***** Page extract

It’s called the Subway Series, pitting New York baseball arch-rivals, the Mets and the Yankees, against each other for a handful of games every season. Since COVID, amid the struggles to bring live performance back, dance has had its own Subway Series, under the moniker ‘BAAND Together,’ with five classically-influenced companies emblematic of New York’s cultural crucible appearing together for a week each summer. This season, the casual outdoor setting at Lincoln Center’s Damrosch Park has been ditched and the festival moved indoors after innumerable logistical headaches wrought mainly by climate change.
Unlike baseball, no one keeps score in ballet.
Well, actually, we do. This season, Dance Theatre of Harlem hit a home run with Blake Works IV by William Forsythe, originator of the superstretchy-bendy-spiraling-hip-skewing brand of ballet. It’s an iteration of The Barre Project – conceived initially for digital streaming in pandemic as Forsythe’s homage to ballet dancers who fought to stay in shape while theatres and studios were shuttered, setting up makeshift ballet barres in their living rooms or kitchens. Reimagined for the proscenium stage, the ballet unfolds as a series of tightly coiled solos and duos anchored to then drifting away from a metallic length of barre that floats in a space so stark it’s disorienting. James Blake’s spare, haunting music reverberates in waves, lyrics intelligible only in fragments, further distorting the sense of space and time.

**********

> [What is required]
Reproduce the passage of the BAAND Together festival review that begins at the words "Unlike baseball, no" and stops after "space and time.". The entries that follow have no connection to the review of the BAAND Together festival.

***** Given information

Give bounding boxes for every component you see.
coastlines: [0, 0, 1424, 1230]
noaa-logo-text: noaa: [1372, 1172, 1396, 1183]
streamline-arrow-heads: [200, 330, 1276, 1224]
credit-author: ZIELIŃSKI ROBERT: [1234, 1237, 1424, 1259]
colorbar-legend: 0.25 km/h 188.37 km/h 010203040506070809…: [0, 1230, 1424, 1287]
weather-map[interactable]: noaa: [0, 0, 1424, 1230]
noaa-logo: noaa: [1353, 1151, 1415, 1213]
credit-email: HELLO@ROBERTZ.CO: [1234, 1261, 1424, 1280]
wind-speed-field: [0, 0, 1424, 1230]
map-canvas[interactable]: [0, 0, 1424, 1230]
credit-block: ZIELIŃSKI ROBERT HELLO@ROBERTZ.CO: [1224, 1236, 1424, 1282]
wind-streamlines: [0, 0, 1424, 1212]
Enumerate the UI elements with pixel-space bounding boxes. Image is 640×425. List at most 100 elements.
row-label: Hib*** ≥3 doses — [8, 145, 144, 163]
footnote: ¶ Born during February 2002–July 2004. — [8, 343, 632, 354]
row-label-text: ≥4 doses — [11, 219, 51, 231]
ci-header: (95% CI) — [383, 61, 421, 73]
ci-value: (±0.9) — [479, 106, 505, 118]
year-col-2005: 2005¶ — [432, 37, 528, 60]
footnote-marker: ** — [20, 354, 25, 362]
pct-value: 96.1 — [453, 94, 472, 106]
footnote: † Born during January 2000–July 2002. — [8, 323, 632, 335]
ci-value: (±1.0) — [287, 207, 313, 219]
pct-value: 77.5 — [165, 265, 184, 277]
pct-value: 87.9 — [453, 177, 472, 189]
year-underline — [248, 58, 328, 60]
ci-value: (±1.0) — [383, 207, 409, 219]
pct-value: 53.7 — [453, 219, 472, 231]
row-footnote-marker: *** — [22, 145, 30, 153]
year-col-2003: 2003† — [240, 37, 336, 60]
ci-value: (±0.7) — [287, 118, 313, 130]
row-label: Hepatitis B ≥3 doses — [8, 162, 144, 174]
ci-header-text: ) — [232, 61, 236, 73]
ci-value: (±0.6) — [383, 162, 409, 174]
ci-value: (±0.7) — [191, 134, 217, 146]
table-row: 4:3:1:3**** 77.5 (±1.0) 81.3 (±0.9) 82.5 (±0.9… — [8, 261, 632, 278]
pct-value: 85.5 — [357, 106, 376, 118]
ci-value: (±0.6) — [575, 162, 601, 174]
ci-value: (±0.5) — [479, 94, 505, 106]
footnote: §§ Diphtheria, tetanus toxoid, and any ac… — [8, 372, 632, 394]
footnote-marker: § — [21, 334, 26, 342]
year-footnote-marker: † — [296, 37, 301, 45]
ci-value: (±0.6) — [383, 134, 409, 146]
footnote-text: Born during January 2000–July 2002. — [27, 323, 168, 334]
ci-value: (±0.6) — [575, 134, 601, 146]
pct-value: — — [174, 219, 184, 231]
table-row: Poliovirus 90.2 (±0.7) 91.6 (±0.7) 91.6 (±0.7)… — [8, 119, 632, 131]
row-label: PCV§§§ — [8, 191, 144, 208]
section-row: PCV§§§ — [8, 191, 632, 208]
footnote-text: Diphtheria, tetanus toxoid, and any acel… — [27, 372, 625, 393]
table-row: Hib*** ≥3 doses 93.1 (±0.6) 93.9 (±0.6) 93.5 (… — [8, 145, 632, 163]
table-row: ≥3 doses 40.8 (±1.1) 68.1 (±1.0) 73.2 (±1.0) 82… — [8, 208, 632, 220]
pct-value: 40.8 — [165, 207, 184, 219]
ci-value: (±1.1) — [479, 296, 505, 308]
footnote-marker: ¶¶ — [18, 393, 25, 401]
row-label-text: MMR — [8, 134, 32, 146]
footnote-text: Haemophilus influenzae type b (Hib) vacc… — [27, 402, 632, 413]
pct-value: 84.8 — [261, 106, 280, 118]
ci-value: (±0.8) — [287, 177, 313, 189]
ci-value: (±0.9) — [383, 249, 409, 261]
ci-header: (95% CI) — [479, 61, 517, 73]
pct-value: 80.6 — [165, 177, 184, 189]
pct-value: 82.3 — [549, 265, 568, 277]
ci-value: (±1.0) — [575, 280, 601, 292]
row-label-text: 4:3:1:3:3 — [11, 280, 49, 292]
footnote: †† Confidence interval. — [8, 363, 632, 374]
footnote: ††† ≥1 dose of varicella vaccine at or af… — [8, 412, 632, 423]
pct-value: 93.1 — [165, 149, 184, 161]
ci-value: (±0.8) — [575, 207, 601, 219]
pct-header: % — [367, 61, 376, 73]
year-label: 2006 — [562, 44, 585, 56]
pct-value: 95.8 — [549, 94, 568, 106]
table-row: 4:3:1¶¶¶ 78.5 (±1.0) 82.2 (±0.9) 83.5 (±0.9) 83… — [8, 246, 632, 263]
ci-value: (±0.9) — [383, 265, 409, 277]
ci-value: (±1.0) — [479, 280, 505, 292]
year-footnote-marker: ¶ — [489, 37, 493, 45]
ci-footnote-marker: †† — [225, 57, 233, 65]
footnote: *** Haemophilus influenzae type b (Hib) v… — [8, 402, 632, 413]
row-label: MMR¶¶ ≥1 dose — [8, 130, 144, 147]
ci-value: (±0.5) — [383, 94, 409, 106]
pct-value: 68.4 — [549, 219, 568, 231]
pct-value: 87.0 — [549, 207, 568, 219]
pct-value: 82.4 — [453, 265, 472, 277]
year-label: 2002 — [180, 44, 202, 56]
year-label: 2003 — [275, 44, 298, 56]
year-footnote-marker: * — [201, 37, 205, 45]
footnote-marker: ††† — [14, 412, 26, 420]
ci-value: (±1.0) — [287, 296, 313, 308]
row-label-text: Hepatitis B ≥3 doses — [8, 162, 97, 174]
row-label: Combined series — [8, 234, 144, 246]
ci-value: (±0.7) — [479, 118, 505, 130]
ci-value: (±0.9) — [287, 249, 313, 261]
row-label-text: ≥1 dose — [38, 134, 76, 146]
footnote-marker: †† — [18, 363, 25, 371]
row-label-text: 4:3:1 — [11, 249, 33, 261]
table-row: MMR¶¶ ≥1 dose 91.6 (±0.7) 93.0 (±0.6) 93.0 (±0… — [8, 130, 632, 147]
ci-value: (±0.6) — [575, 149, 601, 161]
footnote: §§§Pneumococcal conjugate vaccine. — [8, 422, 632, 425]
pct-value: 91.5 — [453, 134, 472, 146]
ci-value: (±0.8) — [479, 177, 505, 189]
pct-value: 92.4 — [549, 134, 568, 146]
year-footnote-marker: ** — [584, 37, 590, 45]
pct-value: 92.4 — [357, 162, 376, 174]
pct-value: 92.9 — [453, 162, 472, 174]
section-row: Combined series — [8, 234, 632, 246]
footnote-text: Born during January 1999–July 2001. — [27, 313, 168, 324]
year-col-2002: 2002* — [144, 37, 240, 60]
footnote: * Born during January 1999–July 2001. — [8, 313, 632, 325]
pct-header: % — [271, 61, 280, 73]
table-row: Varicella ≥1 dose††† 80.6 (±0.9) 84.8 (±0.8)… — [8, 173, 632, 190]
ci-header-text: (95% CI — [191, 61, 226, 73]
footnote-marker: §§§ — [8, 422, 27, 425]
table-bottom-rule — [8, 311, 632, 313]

**********

> [Answer to this task]
Unlike baseball, no one keeps score in ballet.
Well, actually, we do. This season, Dance Theatre of Harlem hit a home run with Blake Works IV by William Forsythe, originator of the superstretchy-bendy-spiraling-hip-skewing brand of ballet. It’s an iteration of The Barre Project – conceived initially for digital streaming in pandemic as Forsythe’s homage to ballet dancers who fought to stay in shape while theatres and studios were shuttered, setting up makeshift ballet barres in their living rooms or kitchens. Reimagined for the proscenium stage, the ballet unfolds as a series of tightly coiled solos and duos anchored to then drifting away from a metallic length of barre that floats in a space so stark it’s disorienting. James Blake’s spare, haunting music reverberates in waves, lyrics intelligible only in fragments, further distorting the sense of space and time.